• Your objective
Your answer is a copy of every line in the records where "gray" appears.

• Information given
————————

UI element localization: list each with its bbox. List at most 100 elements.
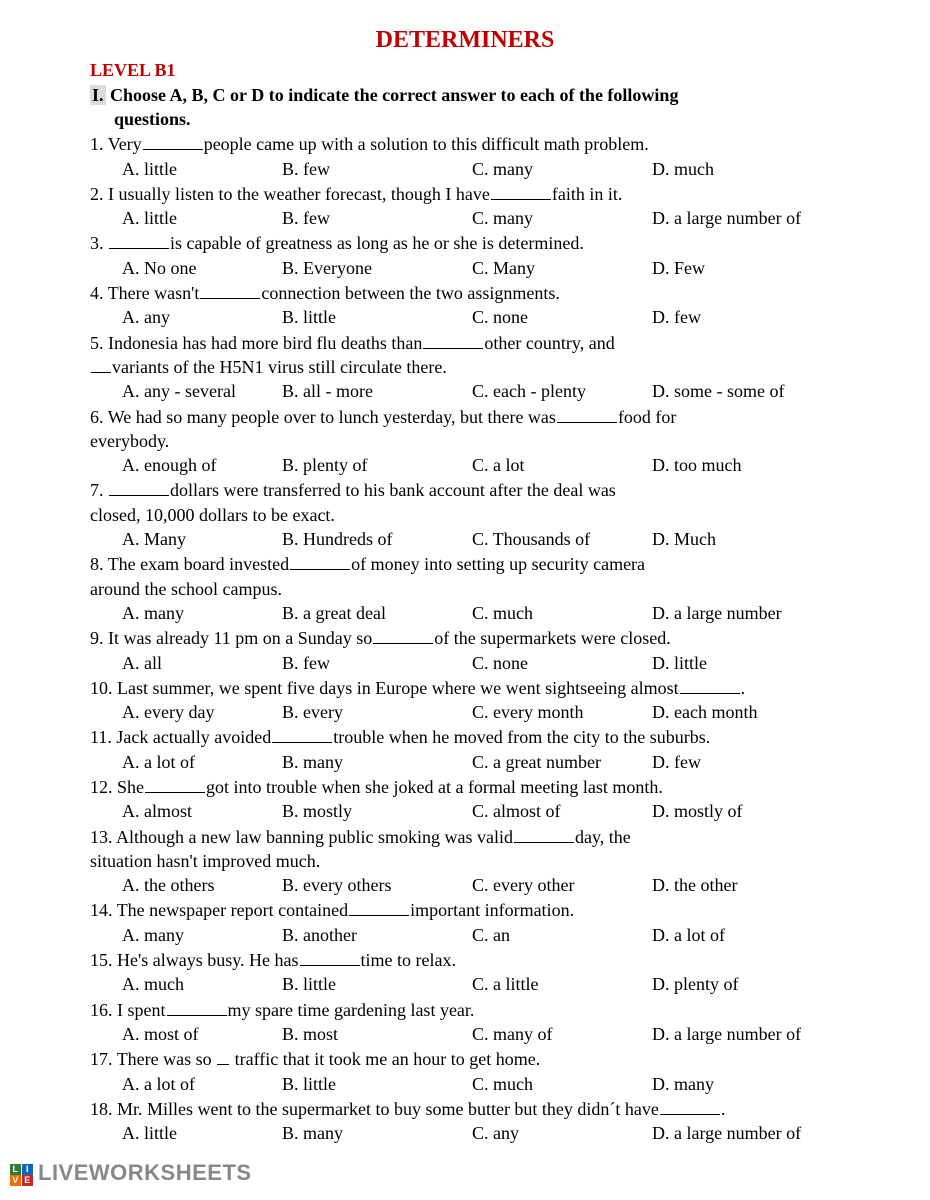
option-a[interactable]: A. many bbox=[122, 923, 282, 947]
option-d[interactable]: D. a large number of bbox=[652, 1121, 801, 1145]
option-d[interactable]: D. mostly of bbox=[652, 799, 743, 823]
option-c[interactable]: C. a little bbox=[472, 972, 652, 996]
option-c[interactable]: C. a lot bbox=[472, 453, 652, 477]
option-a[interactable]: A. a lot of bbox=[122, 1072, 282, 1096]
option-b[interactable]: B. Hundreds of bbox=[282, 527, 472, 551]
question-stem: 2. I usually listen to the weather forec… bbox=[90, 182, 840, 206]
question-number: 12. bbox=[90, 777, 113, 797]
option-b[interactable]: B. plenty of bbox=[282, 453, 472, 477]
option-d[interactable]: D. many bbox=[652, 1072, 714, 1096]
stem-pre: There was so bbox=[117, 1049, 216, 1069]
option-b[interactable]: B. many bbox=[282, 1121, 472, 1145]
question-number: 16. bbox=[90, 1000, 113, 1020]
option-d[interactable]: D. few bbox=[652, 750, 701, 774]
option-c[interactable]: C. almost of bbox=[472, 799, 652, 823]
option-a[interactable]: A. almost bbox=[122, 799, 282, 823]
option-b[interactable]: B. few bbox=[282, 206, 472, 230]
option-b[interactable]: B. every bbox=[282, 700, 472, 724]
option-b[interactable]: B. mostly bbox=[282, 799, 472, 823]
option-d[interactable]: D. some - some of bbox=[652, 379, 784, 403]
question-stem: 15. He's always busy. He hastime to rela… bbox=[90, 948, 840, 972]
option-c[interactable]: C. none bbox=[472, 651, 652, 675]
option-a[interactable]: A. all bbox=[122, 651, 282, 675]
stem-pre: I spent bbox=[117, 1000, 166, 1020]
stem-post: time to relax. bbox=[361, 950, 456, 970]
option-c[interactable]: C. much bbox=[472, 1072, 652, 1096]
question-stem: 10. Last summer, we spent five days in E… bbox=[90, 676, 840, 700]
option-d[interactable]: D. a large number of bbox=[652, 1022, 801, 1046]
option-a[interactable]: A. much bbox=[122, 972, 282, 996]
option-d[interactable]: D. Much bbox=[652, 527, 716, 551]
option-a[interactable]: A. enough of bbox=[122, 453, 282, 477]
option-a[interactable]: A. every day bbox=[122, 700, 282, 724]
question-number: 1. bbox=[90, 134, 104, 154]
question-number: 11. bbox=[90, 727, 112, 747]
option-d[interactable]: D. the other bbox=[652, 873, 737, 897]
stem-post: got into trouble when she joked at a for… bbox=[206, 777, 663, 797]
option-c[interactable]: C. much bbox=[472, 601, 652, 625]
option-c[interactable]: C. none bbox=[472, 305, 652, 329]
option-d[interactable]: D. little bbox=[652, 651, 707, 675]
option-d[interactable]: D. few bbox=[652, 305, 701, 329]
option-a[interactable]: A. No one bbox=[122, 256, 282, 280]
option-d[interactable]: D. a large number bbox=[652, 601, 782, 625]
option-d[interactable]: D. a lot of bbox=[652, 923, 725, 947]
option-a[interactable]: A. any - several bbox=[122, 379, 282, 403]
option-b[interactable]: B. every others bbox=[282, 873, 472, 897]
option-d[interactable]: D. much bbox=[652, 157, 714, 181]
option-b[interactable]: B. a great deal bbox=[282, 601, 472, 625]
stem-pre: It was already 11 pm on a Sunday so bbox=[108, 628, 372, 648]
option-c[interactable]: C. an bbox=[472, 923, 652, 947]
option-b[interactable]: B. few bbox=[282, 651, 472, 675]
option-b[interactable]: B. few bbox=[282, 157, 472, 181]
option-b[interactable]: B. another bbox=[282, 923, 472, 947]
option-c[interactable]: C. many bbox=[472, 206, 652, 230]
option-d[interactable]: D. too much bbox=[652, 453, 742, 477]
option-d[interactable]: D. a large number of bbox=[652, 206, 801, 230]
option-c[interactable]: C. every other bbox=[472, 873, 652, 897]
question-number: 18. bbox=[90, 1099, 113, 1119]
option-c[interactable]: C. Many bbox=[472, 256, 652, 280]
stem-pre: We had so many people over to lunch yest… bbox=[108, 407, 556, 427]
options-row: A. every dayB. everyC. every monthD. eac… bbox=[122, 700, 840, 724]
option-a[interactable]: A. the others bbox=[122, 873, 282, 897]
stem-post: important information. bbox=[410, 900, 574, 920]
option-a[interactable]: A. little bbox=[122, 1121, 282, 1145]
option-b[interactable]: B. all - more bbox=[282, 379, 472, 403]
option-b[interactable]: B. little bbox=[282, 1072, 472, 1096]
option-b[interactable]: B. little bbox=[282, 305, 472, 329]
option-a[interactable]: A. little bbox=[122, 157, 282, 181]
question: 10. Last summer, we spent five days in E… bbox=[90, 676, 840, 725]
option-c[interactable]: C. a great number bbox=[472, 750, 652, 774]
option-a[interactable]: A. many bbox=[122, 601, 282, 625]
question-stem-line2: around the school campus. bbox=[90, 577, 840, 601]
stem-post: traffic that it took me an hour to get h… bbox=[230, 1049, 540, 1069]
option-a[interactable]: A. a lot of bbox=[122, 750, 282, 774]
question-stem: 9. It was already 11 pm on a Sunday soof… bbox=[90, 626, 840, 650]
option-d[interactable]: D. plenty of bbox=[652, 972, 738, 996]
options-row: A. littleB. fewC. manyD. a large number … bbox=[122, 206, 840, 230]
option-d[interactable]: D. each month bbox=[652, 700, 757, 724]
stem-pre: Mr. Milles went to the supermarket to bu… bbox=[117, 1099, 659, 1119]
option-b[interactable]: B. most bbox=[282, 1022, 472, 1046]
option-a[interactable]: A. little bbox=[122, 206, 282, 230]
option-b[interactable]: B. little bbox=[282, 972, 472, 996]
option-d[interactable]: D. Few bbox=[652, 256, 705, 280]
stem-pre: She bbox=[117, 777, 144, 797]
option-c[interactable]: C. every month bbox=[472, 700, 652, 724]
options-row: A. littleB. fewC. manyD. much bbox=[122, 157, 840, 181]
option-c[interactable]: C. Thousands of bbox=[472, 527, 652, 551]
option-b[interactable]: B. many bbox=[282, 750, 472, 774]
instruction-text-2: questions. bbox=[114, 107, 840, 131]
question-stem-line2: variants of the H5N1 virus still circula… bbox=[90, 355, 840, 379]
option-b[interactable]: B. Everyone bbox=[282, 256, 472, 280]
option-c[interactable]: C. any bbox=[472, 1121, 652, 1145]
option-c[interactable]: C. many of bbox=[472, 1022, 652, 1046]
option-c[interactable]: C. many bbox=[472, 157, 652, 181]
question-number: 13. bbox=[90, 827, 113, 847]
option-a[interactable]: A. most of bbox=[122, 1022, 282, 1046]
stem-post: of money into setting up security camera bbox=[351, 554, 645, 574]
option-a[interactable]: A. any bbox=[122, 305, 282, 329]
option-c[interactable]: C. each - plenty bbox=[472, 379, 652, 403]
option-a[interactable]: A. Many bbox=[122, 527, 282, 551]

————————

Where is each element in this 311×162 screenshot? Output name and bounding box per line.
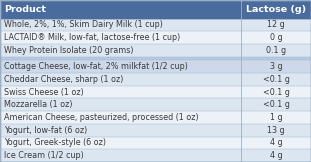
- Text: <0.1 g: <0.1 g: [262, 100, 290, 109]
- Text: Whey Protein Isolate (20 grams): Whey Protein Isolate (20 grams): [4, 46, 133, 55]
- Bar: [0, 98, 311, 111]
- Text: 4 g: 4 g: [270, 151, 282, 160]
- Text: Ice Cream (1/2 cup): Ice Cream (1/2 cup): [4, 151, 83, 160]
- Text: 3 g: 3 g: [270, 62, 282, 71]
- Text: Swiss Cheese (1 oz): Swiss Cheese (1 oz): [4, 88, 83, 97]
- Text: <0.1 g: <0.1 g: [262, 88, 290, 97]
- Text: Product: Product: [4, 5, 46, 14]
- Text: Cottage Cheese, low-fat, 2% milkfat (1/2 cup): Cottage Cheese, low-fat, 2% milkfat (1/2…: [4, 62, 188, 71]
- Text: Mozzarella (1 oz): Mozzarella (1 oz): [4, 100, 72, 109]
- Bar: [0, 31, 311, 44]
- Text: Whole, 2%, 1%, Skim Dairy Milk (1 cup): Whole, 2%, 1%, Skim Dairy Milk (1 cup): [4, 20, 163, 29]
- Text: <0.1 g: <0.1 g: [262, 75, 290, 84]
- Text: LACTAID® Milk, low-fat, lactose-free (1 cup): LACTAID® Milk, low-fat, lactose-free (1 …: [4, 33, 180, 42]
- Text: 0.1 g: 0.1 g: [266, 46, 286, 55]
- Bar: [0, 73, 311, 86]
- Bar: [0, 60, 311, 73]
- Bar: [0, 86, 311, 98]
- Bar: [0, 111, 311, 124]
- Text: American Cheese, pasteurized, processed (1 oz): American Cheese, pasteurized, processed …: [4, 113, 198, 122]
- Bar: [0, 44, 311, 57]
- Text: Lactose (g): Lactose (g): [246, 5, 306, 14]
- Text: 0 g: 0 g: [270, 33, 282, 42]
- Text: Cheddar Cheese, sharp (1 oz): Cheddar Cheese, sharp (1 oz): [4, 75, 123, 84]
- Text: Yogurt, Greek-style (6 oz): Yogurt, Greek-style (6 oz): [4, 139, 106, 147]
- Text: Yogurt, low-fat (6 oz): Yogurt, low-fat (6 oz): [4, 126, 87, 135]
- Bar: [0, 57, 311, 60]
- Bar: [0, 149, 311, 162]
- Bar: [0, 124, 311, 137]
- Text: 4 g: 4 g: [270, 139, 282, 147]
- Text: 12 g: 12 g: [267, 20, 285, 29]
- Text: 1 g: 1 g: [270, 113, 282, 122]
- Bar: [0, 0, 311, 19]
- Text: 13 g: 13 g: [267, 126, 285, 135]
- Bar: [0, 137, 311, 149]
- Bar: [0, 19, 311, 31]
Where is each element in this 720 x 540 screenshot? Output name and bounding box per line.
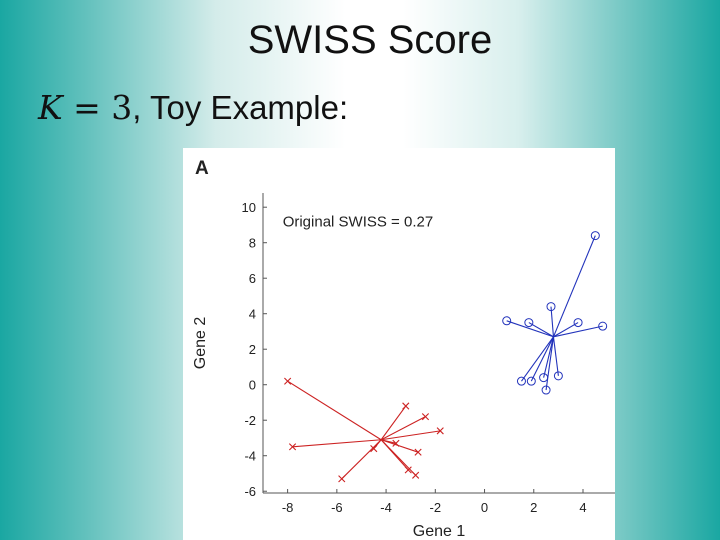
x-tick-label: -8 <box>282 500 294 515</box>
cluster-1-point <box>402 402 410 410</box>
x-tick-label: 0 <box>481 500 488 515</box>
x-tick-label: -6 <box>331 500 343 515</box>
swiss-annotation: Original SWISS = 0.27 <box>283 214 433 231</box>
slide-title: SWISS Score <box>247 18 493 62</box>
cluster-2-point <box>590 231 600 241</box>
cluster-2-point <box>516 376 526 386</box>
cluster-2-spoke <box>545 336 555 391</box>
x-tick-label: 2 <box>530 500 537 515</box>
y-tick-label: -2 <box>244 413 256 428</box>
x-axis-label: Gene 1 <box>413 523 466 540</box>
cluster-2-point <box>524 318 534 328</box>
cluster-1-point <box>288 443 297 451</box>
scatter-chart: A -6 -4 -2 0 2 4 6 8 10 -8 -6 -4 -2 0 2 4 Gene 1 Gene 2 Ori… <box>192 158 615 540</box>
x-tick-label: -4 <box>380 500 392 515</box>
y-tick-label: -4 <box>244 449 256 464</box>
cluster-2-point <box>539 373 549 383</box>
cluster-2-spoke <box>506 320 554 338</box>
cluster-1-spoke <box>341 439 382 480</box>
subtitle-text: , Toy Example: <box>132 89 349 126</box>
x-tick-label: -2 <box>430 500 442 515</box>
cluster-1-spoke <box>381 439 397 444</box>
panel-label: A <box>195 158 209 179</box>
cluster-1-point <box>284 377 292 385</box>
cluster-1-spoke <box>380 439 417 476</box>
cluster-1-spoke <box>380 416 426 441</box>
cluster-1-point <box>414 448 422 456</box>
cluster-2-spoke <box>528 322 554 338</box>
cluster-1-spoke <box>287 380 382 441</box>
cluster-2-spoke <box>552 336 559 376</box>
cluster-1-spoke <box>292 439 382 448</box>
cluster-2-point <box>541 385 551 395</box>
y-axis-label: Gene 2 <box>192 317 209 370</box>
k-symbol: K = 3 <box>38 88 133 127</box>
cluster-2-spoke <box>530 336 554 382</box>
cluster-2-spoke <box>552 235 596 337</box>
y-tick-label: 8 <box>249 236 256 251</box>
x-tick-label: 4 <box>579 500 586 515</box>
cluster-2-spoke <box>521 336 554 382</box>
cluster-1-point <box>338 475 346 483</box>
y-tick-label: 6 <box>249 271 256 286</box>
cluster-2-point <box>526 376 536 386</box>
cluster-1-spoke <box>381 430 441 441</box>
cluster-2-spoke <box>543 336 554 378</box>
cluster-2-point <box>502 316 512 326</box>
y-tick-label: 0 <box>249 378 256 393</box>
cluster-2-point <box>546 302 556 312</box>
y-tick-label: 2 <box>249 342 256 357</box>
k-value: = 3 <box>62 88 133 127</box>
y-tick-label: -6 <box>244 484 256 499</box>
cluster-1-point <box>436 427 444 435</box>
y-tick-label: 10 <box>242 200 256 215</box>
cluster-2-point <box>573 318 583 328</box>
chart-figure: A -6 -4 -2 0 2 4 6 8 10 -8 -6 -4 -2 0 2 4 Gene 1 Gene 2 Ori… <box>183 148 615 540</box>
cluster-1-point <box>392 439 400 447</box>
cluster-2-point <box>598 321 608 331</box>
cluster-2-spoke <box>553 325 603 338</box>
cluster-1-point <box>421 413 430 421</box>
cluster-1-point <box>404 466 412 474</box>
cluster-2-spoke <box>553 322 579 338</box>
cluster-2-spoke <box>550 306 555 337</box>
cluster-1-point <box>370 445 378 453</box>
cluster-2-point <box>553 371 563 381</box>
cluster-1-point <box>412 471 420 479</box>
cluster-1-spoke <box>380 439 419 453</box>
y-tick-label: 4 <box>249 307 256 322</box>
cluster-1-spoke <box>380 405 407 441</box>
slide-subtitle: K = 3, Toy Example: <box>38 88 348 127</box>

————————

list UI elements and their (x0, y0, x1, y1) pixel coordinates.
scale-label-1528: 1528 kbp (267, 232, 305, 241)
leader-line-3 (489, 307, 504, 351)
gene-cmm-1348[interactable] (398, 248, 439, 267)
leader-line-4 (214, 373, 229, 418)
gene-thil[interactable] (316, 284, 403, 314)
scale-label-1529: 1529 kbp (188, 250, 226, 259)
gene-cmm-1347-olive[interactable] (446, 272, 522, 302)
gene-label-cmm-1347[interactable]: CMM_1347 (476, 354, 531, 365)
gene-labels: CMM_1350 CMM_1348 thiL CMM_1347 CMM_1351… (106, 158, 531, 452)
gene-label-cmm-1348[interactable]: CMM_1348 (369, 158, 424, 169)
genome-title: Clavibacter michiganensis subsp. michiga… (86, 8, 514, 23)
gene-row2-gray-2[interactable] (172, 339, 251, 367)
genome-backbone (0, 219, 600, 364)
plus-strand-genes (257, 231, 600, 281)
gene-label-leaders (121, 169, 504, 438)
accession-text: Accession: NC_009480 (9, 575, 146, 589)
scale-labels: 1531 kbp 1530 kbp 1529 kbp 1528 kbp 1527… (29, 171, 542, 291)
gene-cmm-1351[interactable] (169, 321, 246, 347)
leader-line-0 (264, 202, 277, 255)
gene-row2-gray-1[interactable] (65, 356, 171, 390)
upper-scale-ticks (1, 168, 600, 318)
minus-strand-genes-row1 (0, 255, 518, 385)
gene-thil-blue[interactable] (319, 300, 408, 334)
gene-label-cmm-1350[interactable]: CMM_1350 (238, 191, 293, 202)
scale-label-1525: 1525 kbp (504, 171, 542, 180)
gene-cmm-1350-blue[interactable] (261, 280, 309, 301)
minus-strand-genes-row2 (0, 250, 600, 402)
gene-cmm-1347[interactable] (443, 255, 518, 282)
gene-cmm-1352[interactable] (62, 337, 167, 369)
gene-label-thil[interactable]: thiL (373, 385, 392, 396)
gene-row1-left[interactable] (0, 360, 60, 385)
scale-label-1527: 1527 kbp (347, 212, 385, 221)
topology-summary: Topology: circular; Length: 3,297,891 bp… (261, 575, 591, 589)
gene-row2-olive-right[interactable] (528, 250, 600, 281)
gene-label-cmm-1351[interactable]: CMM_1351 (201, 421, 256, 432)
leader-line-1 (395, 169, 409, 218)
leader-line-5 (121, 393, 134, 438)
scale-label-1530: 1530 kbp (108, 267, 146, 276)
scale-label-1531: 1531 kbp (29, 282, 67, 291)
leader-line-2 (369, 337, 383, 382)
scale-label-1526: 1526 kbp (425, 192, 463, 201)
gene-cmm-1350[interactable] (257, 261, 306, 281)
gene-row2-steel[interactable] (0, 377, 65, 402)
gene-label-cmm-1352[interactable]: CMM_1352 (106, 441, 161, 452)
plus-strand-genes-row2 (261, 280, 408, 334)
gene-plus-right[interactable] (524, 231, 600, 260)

————————

• Exercise response
gene-row2-gray-2[interactable] (172, 339, 251, 367)
gene-row2-gray-1[interactable] (65, 356, 171, 390)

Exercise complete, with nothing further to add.